§ **Listed records**:
-.-.-
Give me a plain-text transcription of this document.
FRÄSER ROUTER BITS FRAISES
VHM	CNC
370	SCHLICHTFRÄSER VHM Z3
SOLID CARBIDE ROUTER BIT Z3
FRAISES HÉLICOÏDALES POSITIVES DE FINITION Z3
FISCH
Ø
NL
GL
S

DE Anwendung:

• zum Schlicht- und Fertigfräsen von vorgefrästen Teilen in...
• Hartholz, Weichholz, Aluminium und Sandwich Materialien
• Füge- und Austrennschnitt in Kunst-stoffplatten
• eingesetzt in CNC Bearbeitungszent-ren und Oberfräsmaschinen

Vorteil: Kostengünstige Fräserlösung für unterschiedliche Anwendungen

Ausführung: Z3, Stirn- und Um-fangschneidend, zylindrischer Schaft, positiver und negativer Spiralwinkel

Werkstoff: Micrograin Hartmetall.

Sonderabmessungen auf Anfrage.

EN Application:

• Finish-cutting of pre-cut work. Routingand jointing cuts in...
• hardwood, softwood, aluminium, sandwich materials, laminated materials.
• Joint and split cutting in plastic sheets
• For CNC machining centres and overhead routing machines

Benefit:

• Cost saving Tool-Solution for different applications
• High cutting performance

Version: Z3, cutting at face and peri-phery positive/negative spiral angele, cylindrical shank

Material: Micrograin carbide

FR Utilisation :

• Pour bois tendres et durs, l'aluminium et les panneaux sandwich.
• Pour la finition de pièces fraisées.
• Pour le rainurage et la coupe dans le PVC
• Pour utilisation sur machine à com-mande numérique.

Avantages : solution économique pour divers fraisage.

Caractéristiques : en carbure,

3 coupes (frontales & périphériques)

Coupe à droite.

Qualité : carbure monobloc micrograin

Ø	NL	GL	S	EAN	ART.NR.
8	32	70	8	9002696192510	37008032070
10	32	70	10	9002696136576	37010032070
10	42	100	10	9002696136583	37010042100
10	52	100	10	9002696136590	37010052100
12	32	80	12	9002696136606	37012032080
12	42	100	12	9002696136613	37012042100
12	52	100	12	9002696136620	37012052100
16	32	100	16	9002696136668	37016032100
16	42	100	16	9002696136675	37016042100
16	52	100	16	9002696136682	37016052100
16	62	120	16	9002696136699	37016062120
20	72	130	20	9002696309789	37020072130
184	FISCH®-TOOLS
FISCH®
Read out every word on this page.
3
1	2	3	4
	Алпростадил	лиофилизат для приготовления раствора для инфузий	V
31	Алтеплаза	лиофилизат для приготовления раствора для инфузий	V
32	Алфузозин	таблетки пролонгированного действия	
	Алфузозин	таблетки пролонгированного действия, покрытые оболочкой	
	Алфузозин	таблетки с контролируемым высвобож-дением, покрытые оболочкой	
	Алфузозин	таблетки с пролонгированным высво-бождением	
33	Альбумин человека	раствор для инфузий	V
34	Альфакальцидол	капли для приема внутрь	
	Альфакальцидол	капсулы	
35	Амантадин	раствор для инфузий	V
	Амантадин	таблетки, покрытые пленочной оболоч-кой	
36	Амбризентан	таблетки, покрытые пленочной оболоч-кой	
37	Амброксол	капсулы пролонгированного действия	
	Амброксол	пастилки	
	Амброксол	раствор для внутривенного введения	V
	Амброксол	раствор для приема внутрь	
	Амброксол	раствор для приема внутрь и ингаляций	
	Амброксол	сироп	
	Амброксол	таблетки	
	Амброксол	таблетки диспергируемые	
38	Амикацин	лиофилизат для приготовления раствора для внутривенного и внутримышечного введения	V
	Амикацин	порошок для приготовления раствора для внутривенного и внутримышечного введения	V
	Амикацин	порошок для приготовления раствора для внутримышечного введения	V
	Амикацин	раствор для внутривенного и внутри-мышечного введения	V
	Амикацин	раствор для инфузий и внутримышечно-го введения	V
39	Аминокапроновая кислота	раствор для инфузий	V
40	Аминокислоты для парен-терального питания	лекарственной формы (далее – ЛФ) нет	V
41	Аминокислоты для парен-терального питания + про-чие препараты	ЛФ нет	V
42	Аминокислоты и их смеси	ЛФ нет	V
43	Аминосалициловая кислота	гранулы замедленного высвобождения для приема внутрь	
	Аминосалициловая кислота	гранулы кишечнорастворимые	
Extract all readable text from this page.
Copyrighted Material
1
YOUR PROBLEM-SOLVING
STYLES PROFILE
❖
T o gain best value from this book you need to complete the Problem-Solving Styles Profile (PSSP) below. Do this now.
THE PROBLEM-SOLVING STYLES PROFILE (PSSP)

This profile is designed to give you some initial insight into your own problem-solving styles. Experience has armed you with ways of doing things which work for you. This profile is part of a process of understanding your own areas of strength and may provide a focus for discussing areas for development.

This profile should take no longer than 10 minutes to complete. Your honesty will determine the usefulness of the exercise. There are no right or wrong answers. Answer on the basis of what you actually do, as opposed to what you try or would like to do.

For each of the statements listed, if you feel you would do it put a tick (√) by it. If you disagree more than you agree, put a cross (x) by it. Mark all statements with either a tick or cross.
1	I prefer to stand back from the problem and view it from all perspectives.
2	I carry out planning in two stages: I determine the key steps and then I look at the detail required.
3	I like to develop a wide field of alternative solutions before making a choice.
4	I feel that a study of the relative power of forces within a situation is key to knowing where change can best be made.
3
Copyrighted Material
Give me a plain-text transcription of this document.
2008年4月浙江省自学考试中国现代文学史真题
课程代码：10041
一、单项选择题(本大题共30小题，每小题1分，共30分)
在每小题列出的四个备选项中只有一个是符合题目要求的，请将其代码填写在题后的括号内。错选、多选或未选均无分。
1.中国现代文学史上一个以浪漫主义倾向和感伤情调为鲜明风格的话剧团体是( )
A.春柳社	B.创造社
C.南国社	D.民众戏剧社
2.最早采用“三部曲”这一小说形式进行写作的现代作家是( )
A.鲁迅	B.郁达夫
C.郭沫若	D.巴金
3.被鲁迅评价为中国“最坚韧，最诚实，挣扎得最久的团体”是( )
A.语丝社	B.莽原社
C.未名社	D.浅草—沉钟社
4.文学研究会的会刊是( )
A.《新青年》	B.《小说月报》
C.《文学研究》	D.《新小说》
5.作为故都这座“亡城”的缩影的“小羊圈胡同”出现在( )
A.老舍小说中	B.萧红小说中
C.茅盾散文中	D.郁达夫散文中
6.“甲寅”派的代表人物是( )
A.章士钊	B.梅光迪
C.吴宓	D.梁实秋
-.-.-
Copy all the entries verbatim.

§ **Completed task**:
Give me a plain-text transcription of this document.
FRÄSER ROUTER BITS FRAISES
VHM	CNC
370	SCHLICHTFRÄSER VHM Z3
SOLID CARBIDE ROUTER BIT Z3
FRAISES HÉLICOÏDALES POSITIVES DE FINITION Z3
FISCH
Ø
NL
GL
S

DE Anwendung:

• zum Schlicht- und Fertigfräsen von vorgefrästen Teilen in...
• Hartholz, Weichholz, Aluminium und Sandwich Materialien
• Füge- und Austrennschnitt in Kunst-stoffplatten
• eingesetzt in CNC Bearbeitungszent-ren und Oberfräsmaschinen

Vorteil: Kostengünstige Fräserlösung für unterschiedliche Anwendungen

Ausführung: Z3, Stirn- und Um-fangschneidend, zylindrischer Schaft, positiver und negativer Spiralwinkel

Werkstoff: Micrograin Hartmetall.

Sonderabmessungen auf Anfrage.

EN Application:

• Finish-cutting of pre-cut work. Routingand jointing cuts in...
• hardwood, softwood, aluminium, sandwich materials, laminated materials.
• Joint and split cutting in plastic sheets
• For CNC machining centres and overhead routing machines

Benefit:

• Cost saving Tool-Solution for different applications
• High cutting performance

Version: Z3, cutting at face and peri-phery positive/negative spiral angele, cylindrical shank

Material: Micrograin carbide

FR Utilisation :

• Pour bois tendres et durs, l'aluminium et les panneaux sandwich.
• Pour la finition de pièces fraisées.
• Pour le rainurage et la coupe dans le PVC
• Pour utilisation sur machine à com-mande numérique.

Avantages : solution économique pour divers fraisage.

Caractéristiques : en carbure,

3 coupes (frontales & périphériques)

Coupe à droite.

Qualité : carbure monobloc micrograin

Ø	NL	GL	S	EAN	ART.NR.
8	32	70	8	9002696192510	37008032070
10	32	70	10	9002696136576	37010032070
10	42	100	10	9002696136583	37010042100
10	52	100	10	9002696136590	37010052100
12	32	80	12	9002696136606	37012032080
12	42	100	12	9002696136613	37012042100
12	52	100	12	9002696136620	37012052100
16	32	100	16	9002696136668	37016032100
16	42	100	16	9002696136675	37016042100
16	52	100	16	9002696136682	37016052100
16	62	120	16	9002696136699	37016062120
20	72	130	20	9002696309789	37020072130
184	FISCH®-TOOLS
FISCH®
Read out every word on this page.
3
1	2	3	4
	Алпростадил	лиофилизат для приготовления раствора для инфузий	V
31	Алтеплаза	лиофилизат для приготовления раствора для инфузий	V
32	Алфузозин	таблетки пролонгированного действия	
	Алфузозин	таблетки пролонгированного действия, покрытые оболочкой	
	Алфузозин	таблетки с контролируемым высвобож-дением, покрытые оболочкой	
	Алфузозин	таблетки с пролонгированным высво-бождением	
33	Альбумин человека	раствор для инфузий	V
34	Альфакальцидол	капли для приема внутрь	
	Альфакальцидол	капсулы	
35	Амантадин	раствор для инфузий	V
	Амантадин	таблетки, покрытые пленочной оболоч-кой	
36	Амбризентан	таблетки, покрытые пленочной оболоч-кой	
37	Амброксол	капсулы пролонгированного действия	
	Амброксол	пастилки	
	Амброксол	раствор для внутривенного введения	V
	Амброксол	раствор для приема внутрь	
	Амброксол	раствор для приема внутрь и ингаляций	
	Амброксол	сироп	
	Амброксол	таблетки	
	Амброксол	таблетки диспергируемые	
38	Амикацин	лиофилизат для приготовления раствора для внутривенного и внутримышечного введения	V
	Амикацин	порошок для приготовления раствора для внутривенного и внутримышечного введения	V
	Амикацин	порошок для приготовления раствора для внутримышечного введения	V
	Амикацин	раствор для внутривенного и внутри-мышечного введения	V
	Амикацин	раствор для инфузий и внутримышечно-го введения	V
39	Аминокапроновая кислота	раствор для инфузий	V
40	Аминокислоты для парен-терального питания	лекарственной формы (далее – ЛФ) нет	V
41	Аминокислоты для парен-терального питания + про-чие препараты	ЛФ нет	V
42	Аминокислоты и их смеси	ЛФ нет	V
43	Аминосалициловая кислота	гранулы замедленного высвобождения для приема внутрь	
	Аминосалициловая кислота	гранулы кишечнорастворимые	
Extract all readable text from this page.
Copyrighted Material
1
YOUR PROBLEM-SOLVING
STYLES PROFILE
❖
T o gain best value from this book you need to complete the Problem-Solving Styles Profile (PSSP) below. Do this now.
THE PROBLEM-SOLVING STYLES PROFILE (PSSP)

This profile is designed to give you some initial insight into your own problem-solving styles. Experience has armed you with ways of doing things which work for you. This profile is part of a process of understanding your own areas of strength and may provide a focus for discussing areas for development.

This profile should take no longer than 10 minutes to complete. Your honesty will determine the usefulness of the exercise. There are no right or wrong answers. Answer on the basis of what you actually do, as opposed to what you try or would like to do.

For each of the statements listed, if you feel you would do it put a tick (√) by it. If you disagree more than you agree, put a cross (x) by it. Mark all statements with either a tick or cross.
1	I prefer to stand back from the problem and view it from all perspectives.
2	I carry out planning in two stages: I determine the key steps and then I look at the detail required.
3	I like to develop a wide field of alternative solutions before making a choice.
4	I feel that a study of the relative power of forces within a situation is key to knowing where change can best be made.
3
Copyrighted Material
Give me a plain-text transcription of this document.
2008年4月浙江省自学考试中国现代文学史真题
课程代码：10041
一、单项选择题(本大题共30小题，每小题1分，共30分)
在每小题列出的四个备选项中只有一个是符合题目要求的，请将其代码填写在题后的括号内。错选、多选或未选均无分。
1.中国现代文学史上一个以浪漫主义倾向和感伤情调为鲜明风格的话剧团体是( )
A.春柳社	B.创造社
C.南国社	D.民众戏剧社
2.最早采用“三部曲”这一小说形式进行写作的现代作家是( )
A.鲁迅	B.郁达夫
C.郭沫若	D.巴金
3.被鲁迅评价为中国“最坚韧，最诚实，挣扎得最久的团体”是( )
A.语丝社	B.莽原社
C.未名社	D.浅草—沉钟社
4.文学研究会的会刊是( )
A.《新青年》	B.《小说月报》
C.《文学研究》	D.《新小说》
5.作为故都这座“亡城”的缩影的“小羊圈胡同”出现在( )
A.老舍小说中	B.萧红小说中
C.茅盾散文中	D.郁达夫散文中
6.“甲寅”派的代表人物是( )
A.章士钊	B.梅光迪
C.吴宓	D.梁实秋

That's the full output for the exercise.